• THE PROBLEM: Exclude the pictures and retype the entries as written.

Collected data entries:

────────────────────────────────────────

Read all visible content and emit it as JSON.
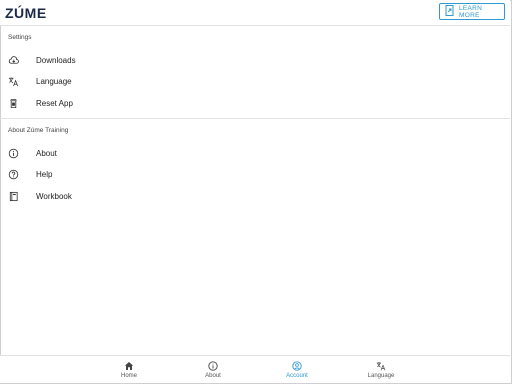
{
  "header": {
    "logo_text": "ZÚME",
    "learn_more_label": "LEARN MORE"
  },
  "settings": {
    "section_title": "Settings",
    "items": [
      {
        "label": "Downloads",
        "icon": "cloud-download-icon"
      },
      {
        "label": "Language",
        "icon": "translate-icon"
      },
      {
        "label": "Reset App",
        "icon": "trash-icon"
      }
    ]
  },
  "about_section": {
    "section_title": "About Zúme Training",
    "items": [
      {
        "label": "About",
        "icon": "info-icon"
      },
      {
        "label": "Help",
        "icon": "help-icon"
      },
      {
        "label": "Workbook",
        "icon": "book-icon"
      }
    ]
  },
  "bottom_nav": {
    "active": "Account",
    "items": [
      {
        "label": "Home",
        "icon": "home-icon"
      },
      {
        "label": "About",
        "icon": "info-icon"
      },
      {
        "label": "Account",
        "icon": "account-icon"
      },
      {
        "label": "Language",
        "icon": "translate-icon"
      }
    ]
  },
  "colors": {
    "accent": "#2e9ad1",
    "logo": "#1c2a48",
    "text": "#222222",
    "divider": "#e3e3e3"
  }
}
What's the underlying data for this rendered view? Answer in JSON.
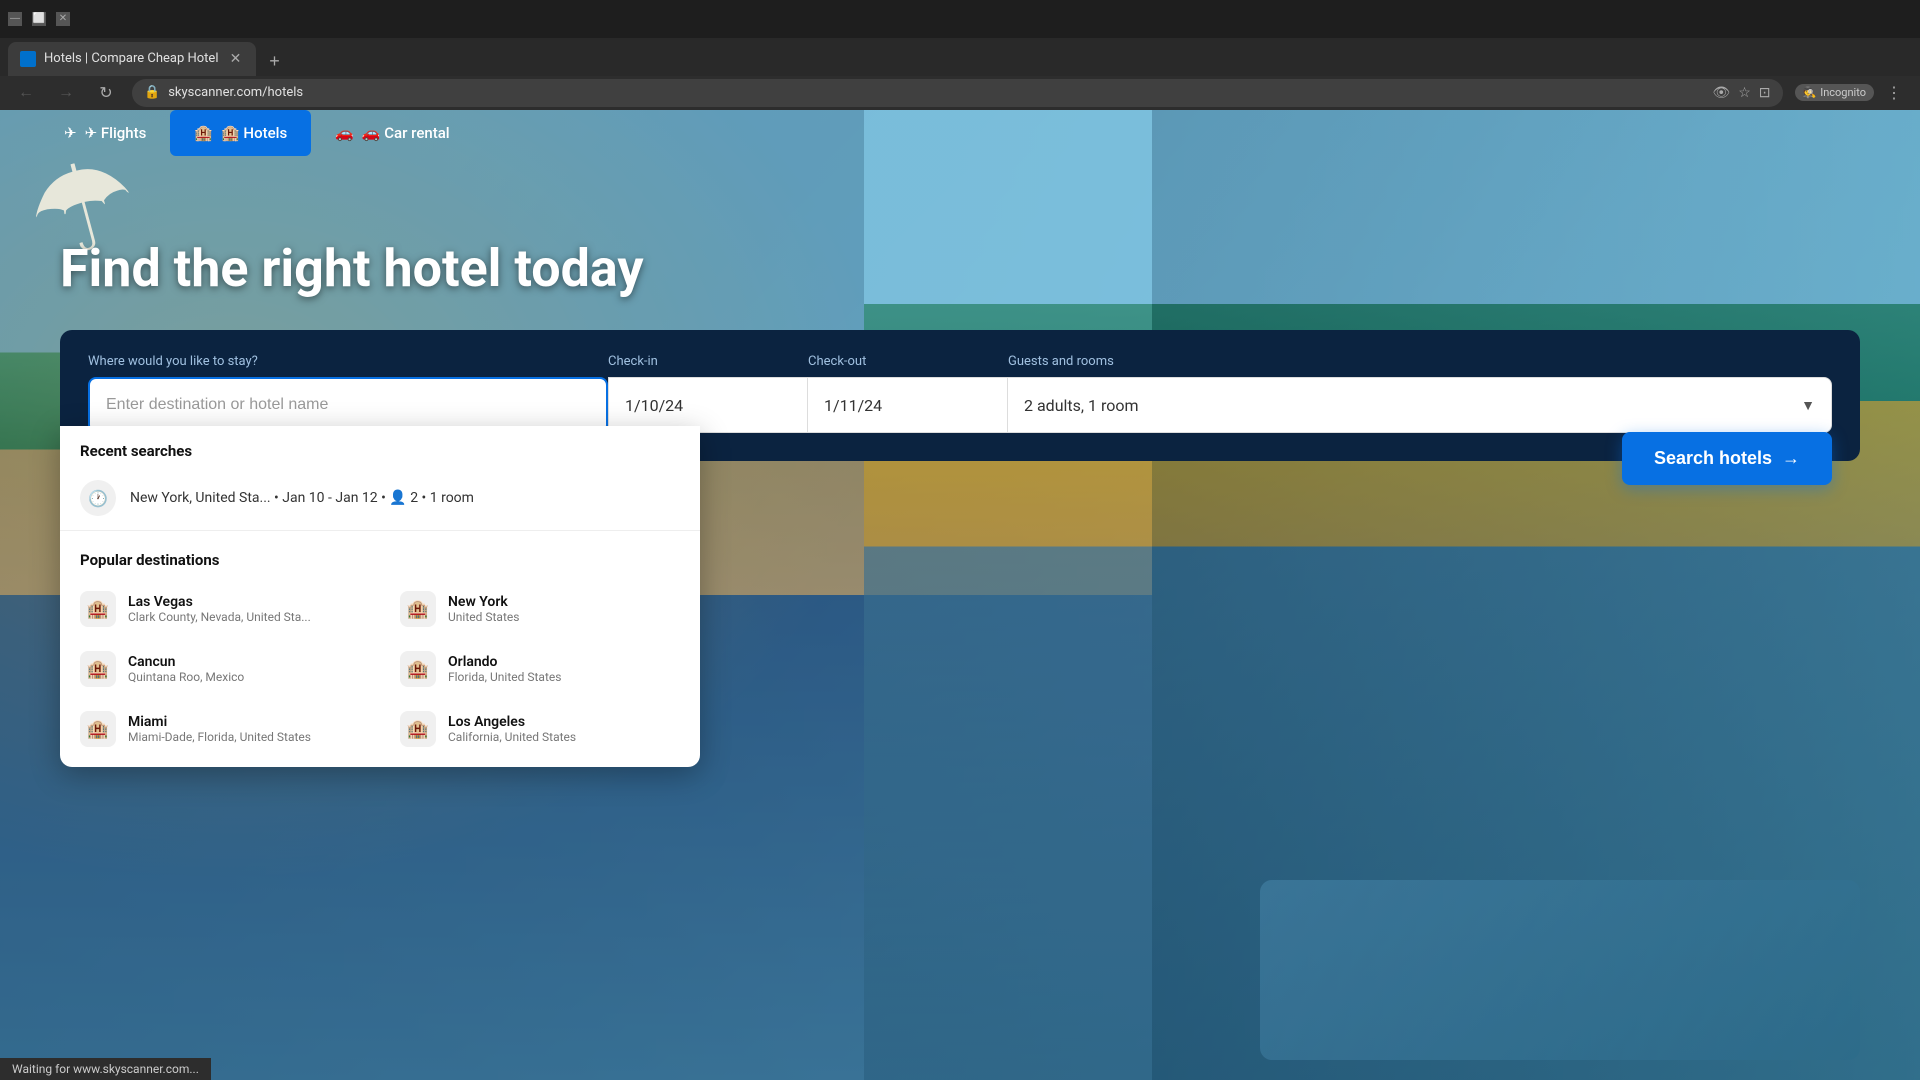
{
  "browser": {
    "tab_title": "Hotels | Compare Cheap Hotel",
    "url": "skyscanner.com/hotels",
    "new_tab_label": "+",
    "incognito_label": "Incognito",
    "nav": {
      "back_icon": "←",
      "forward_icon": "→",
      "refresh_icon": "↻",
      "close_icon": "✕",
      "bookmark_icon": "☆",
      "profile_icon": "⊡",
      "menu_icon": "⋮",
      "eye_off_icon": "👁"
    }
  },
  "site_nav": {
    "tabs": [
      {
        "id": "flights",
        "label": "✈ Flights",
        "active": false
      },
      {
        "id": "hotels",
        "label": "🏨 Hotels",
        "active": true
      },
      {
        "id": "car_rental",
        "label": "🚗 Car rental",
        "active": false
      }
    ]
  },
  "hero": {
    "title": "Find the right hotel today"
  },
  "search": {
    "destination_label": "Where would you like to stay?",
    "destination_placeholder": "Enter destination or hotel name",
    "checkin_label": "Check-in",
    "checkin_value": "1/10/24",
    "checkout_label": "Check-out",
    "checkout_value": "1/11/24",
    "guests_label": "Guests and rooms",
    "guests_value": "2 adults, 1 room",
    "search_button_label": "Search hotels",
    "search_button_arrow": "→"
  },
  "dropdown": {
    "recent_title": "Recent searches",
    "recent_items": [
      {
        "icon": "🕐",
        "text": "New York, United Sta... • Jan 10 - Jan 12 • 👤 2 • 1 room"
      }
    ],
    "popular_title": "Popular destinations",
    "popular_items": [
      {
        "name": "Las Vegas",
        "sub": "Clark County, Nevada, United Sta...",
        "icon": "🏨"
      },
      {
        "name": "New York",
        "sub": "United States",
        "icon": "🏨"
      },
      {
        "name": "Cancun",
        "sub": "Quintana Roo, Mexico",
        "icon": "🏨"
      },
      {
        "name": "Orlando",
        "sub": "Florida, United States",
        "icon": "🏨"
      },
      {
        "name": "Miami",
        "sub": "Miami-Dade, Florida, United States",
        "icon": "🏨"
      },
      {
        "name": "Los Angeles",
        "sub": "California, United States",
        "icon": "🏨"
      }
    ]
  },
  "status_bar": {
    "text": "Waiting for www.skyscanner.com..."
  }
}
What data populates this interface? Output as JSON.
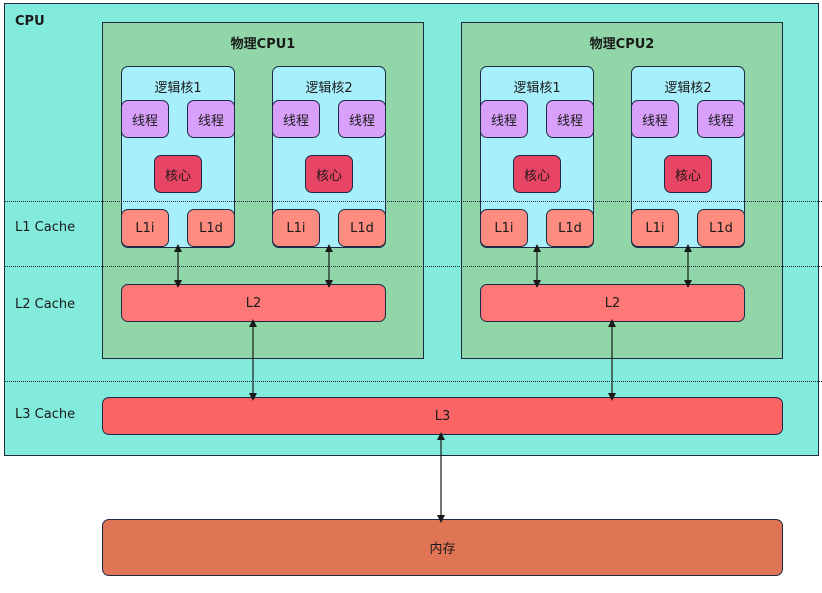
{
  "cpu": {
    "title": "CPU"
  },
  "levels": {
    "l1": "L1 Cache",
    "l2": "L2 Cache",
    "l3": "L3 Cache"
  },
  "physical_cpus": [
    {
      "title": "物理CPU1",
      "cores": [
        {
          "title": "逻辑核1",
          "threads": [
            "线程",
            "线程"
          ],
          "kernel": "核心",
          "l1i": "L1i",
          "l1d": "L1d"
        },
        {
          "title": "逻辑核2",
          "threads": [
            "线程",
            "线程"
          ],
          "kernel": "核心",
          "l1i": "L1i",
          "l1d": "L1d"
        }
      ],
      "l2": "L2"
    },
    {
      "title": "物理CPU2",
      "cores": [
        {
          "title": "逻辑核1",
          "threads": [
            "线程",
            "线程"
          ],
          "kernel": "核心",
          "l1i": "L1i",
          "l1d": "L1d"
        },
        {
          "title": "逻辑核2",
          "threads": [
            "线程",
            "线程"
          ],
          "kernel": "核心",
          "l1i": "L1i",
          "l1d": "L1d"
        }
      ],
      "l2": "L2"
    }
  ],
  "l3": "L3",
  "memory": "内存",
  "colors": {
    "cpu": "#83ebdc",
    "physical": "#90d6a8",
    "core": "#a8effc",
    "thread": "#d9a0fb",
    "kernel": "#e84463",
    "l1": "#ff8c80",
    "l2": "#ff7878",
    "l3": "#fa6464",
    "memory": "#e07555"
  }
}
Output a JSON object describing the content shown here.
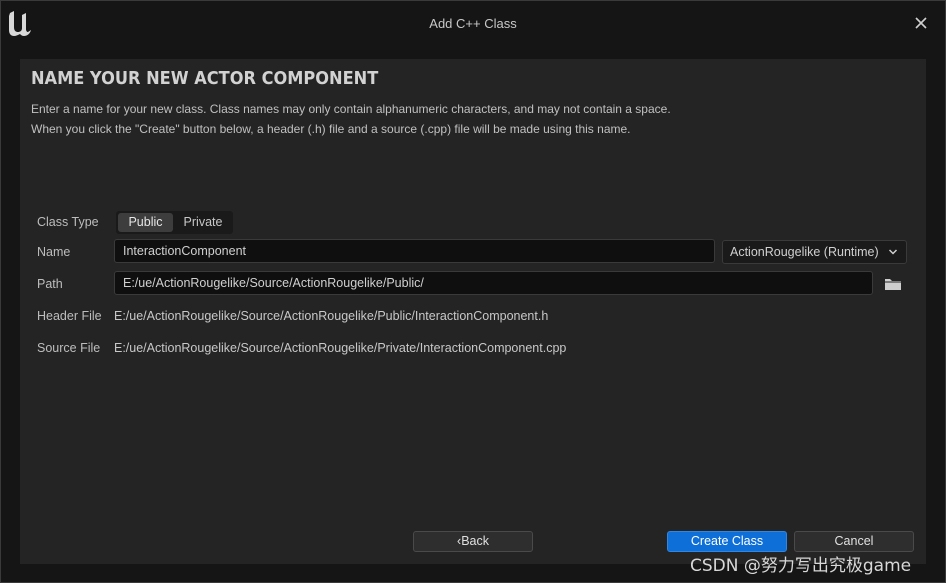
{
  "window": {
    "title": "Add C++ Class",
    "logo_icon": "unreal-engine-logo",
    "close_icon": "close-icon"
  },
  "header": {
    "heading": "NAME YOUR NEW ACTOR COMPONENT",
    "description_line1": "Enter a name for your new class. Class names may only contain alphanumeric characters, and may not contain a space.",
    "description_line2": "When you click the \"Create\" button below, a header (.h) file and a source (.cpp) file will be made using this name."
  },
  "form": {
    "class_type_label": "Class Type",
    "class_type_options": [
      "Public",
      "Private"
    ],
    "class_type_selected": "Public",
    "name_label": "Name",
    "name_value": "InteractionComponent",
    "module_select": "ActionRougelike (Runtime)",
    "path_label": "Path",
    "path_value": "E:/ue/ActionRougelike/Source/ActionRougelike/Public/",
    "header_file_label": "Header File",
    "header_file_value": "E:/ue/ActionRougelike/Source/ActionRougelike/Public/InteractionComponent.h",
    "source_file_label": "Source File",
    "source_file_value": "E:/ue/ActionRougelike/Source/ActionRougelike/Private/InteractionComponent.cpp"
  },
  "footer": {
    "back_label": "Back",
    "create_label": "Create Class",
    "cancel_label": "Cancel"
  },
  "watermark": "CSDN @努力写出究极game",
  "colors": {
    "primary_button": "#0e6fd8",
    "panel_bg": "#242424",
    "window_bg": "#151515"
  }
}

────────────────────────────────────────

• RESPONSE:
Read all visible content and emit it as JSON.
{
  "header": {
    "logo_text": "ZÚME",
    "learn_more_label": "LEARN MORE"
  },
  "settings": {
    "section_title": "Settings",
    "items": [
      {
        "label": "Downloads",
        "icon": "cloud-download-icon"
      },
      {
        "label": "Language",
        "icon": "translate-icon"
      },
      {
        "label": "Reset App",
        "icon": "trash-icon"
      }
    ]
  },
  "about_section": {
    "section_title": "About Zúme Training",
    "items": [
      {
        "label": "About",
        "icon": "info-icon"
      },
      {
        "label": "Help",
        "icon": "help-icon"
      },
      {
        "label": "Workbook",
        "icon": "book-icon"
      }
    ]
  },
  "bottom_nav": {
    "active": "Account",
    "items": [
      {
        "label": "Home",
        "icon": "home-icon"
      },
      {
        "label": "About",
        "icon": "info-icon"
      },
      {
        "label": "Account",
        "icon": "account-icon"
      },
      {
        "label": "Language",
        "icon": "translate-icon"
      }
    ]
  },
  "colors": {
    "accent": "#2e9ad1",
    "logo": "#1c2a48",
    "text": "#222222",
    "divider": "#e3e3e3"
  }
}
What's the underlying data for this rendered view? Answer in JSON.
{
  "browser": {
    "tab_title": "Hotels | Compare Cheap Hotel",
    "url": "skyscanner.com/hotels",
    "new_tab_label": "+",
    "incognito_label": "Incognito",
    "nav": {
      "back_icon": "←",
      "forward_icon": "→",
      "refresh_icon": "↻",
      "close_icon": "✕",
      "bookmark_icon": "☆",
      "profile_icon": "⊡",
      "menu_icon": "⋮",
      "eye_off_icon": "👁"
    }
  },
  "site_nav": {
    "tabs": [
      {
        "id": "flights",
        "label": "✈ Flights",
        "active": false
      },
      {
        "id": "hotels",
        "label": "🏨 Hotels",
        "active": true
      },
      {
        "id": "car_rental",
        "label": "🚗 Car rental",
        "active": false
      }
    ]
  },
  "hero": {
    "title": "Find the right hotel today"
  },
  "search": {
    "destination_label": "Where would you like to stay?",
    "destination_placeholder": "Enter destination or hotel name",
    "checkin_label": "Check-in",
    "checkin_value": "1/10/24",
    "checkout_label": "Check-out",
    "checkout_value": "1/11/24",
    "guests_label": "Guests and rooms",
    "guests_value": "2 adults, 1 room",
    "search_button_label": "Search hotels",
    "search_button_arrow": "→"
  },
  "dropdown": {
    "recent_title": "Recent searches",
    "recent_items": [
      {
        "icon": "🕐",
        "text": "New York, United Sta... • Jan 10 - Jan 12 • 👤 2 • 1 room"
      }
    ],
    "popular_title": "Popular destinations",
    "popular_items": [
      {
        "name": "Las Vegas",
        "sub": "Clark County, Nevada, United Sta...",
        "icon": "🏨"
      },
      {
        "name": "New York",
        "sub": "United States",
        "icon": "🏨"
      },
      {
        "name": "Cancun",
        "sub": "Quintana Roo, Mexico",
        "icon": "🏨"
      },
      {
        "name": "Orlando",
        "sub": "Florida, United States",
        "icon": "🏨"
      },
      {
        "name": "Miami",
        "sub": "Miami-Dade, Florida, United States",
        "icon": "🏨"
      },
      {
        "name": "Los Angeles",
        "sub": "California, United States",
        "icon": "🏨"
      }
    ]
  },
  "status_bar": {
    "text": "Waiting for www.skyscanner.com..."
  }
}
What data populates this interface? Output as JSON.
{
  "cpu": {
    "title": "CPU"
  },
  "levels": {
    "l1": "L1 Cache",
    "l2": "L2 Cache",
    "l3": "L3 Cache"
  },
  "physical_cpus": [
    {
      "title": "物理CPU1",
      "cores": [
        {
          "title": "逻辑核1",
          "threads": [
            "线程",
            "线程"
          ],
          "kernel": "核心",
          "l1i": "L1i",
          "l1d": "L1d"
        },
        {
          "title": "逻辑核2",
          "threads": [
            "线程",
            "线程"
          ],
          "kernel": "核心",
          "l1i": "L1i",
          "l1d": "L1d"
        }
      ],
      "l2": "L2"
    },
    {
      "title": "物理CPU2",
      "cores": [
        {
          "title": "逻辑核1",
          "threads": [
            "线程",
            "线程"
          ],
          "kernel": "核心",
          "l1i": "L1i",
          "l1d": "L1d"
        },
        {
          "title": "逻辑核2",
          "threads": [
            "线程",
            "线程"
          ],
          "kernel": "核心",
          "l1i": "L1i",
          "l1d": "L1d"
        }
      ],
      "l2": "L2"
    }
  ],
  "l3": "L3",
  "memory": "内存",
  "colors": {
    "cpu": "#83ebdc",
    "physical": "#90d6a8",
    "core": "#a8effc",
    "thread": "#d9a0fb",
    "kernel": "#e84463",
    "l1": "#ff8c80",
    "l2": "#ff7878",
    "l3": "#fa6464",
    "memory": "#e07555"
  }
}
Output a JSON object describing the content shown here.
{
  "window": {
    "title": "Add C++ Class",
    "logo_icon": "unreal-engine-logo",
    "close_icon": "close-icon"
  },
  "header": {
    "heading": "NAME YOUR NEW ACTOR COMPONENT",
    "description_line1": "Enter a name for your new class. Class names may only contain alphanumeric characters, and may not contain a space.",
    "description_line2": "When you click the \"Create\" button below, a header (.h) file and a source (.cpp) file will be made using this name."
  },
  "form": {
    "class_type_label": "Class Type",
    "class_type_options": [
      "Public",
      "Private"
    ],
    "class_type_selected": "Public",
    "name_label": "Name",
    "name_value": "InteractionComponent",
    "module_select": "ActionRougelike (Runtime)",
    "path_label": "Path",
    "path_value": "E:/ue/ActionRougelike/Source/ActionRougelike/Public/",
    "header_file_label": "Header File",
    "header_file_value": "E:/ue/ActionRougelike/Source/ActionRougelike/Public/InteractionComponent.h",
    "source_file_label": "Source File",
    "source_file_value": "E:/ue/ActionRougelike/Source/ActionRougelike/Private/InteractionComponent.cpp"
  },
  "footer": {
    "back_label": "Back",
    "create_label": "Create Class",
    "cancel_label": "Cancel"
  },
  "watermark": "CSDN @努力写出究极game",
  "colors": {
    "primary_button": "#0e6fd8",
    "panel_bg": "#242424",
    "window_bg": "#151515"
  }
}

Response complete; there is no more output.